» **DATA LINES**
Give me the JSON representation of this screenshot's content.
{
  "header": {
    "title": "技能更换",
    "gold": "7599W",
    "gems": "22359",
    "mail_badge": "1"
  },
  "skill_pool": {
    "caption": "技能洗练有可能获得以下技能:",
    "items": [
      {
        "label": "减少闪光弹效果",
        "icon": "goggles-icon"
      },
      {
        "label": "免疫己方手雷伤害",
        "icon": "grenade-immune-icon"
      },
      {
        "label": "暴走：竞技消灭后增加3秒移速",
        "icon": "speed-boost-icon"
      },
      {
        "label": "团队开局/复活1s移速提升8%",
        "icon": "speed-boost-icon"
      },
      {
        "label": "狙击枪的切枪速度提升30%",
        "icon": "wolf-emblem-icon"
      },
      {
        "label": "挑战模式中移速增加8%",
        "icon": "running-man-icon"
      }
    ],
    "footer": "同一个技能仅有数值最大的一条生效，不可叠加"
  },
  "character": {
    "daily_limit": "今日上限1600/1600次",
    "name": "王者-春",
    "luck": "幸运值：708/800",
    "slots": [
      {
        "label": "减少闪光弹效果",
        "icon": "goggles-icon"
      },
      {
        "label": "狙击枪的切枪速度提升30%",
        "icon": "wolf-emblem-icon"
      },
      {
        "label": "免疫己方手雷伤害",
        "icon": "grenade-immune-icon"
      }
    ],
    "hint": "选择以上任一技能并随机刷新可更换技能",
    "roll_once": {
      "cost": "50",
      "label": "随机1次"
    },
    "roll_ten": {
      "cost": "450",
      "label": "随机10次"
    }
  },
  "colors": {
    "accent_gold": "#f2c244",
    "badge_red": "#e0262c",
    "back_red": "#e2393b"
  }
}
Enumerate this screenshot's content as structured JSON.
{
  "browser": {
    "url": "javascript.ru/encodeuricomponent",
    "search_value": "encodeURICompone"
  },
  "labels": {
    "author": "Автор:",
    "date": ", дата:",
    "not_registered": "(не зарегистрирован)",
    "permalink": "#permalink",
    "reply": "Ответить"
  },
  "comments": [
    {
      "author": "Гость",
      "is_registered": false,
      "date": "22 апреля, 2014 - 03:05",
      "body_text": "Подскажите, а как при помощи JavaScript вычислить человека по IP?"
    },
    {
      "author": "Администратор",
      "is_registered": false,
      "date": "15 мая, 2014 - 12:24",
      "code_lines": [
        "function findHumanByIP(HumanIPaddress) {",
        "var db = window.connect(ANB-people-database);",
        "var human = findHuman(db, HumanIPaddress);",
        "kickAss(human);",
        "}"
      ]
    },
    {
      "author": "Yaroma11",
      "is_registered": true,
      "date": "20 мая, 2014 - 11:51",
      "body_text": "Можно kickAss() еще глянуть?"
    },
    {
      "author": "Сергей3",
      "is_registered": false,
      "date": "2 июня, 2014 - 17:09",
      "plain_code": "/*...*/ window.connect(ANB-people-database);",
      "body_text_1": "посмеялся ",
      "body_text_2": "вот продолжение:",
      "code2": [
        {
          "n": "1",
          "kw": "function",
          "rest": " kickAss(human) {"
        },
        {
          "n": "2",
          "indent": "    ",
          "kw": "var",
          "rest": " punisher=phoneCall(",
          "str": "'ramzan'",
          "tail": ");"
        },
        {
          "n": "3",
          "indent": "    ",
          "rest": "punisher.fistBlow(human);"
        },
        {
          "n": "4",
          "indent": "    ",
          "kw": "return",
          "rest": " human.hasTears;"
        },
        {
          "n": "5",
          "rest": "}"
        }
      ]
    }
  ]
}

» **TO BE DONE**
Work out how many lines in the records above contain the word "this", and reply with that number alone.

» **FULL SOLUTION**
2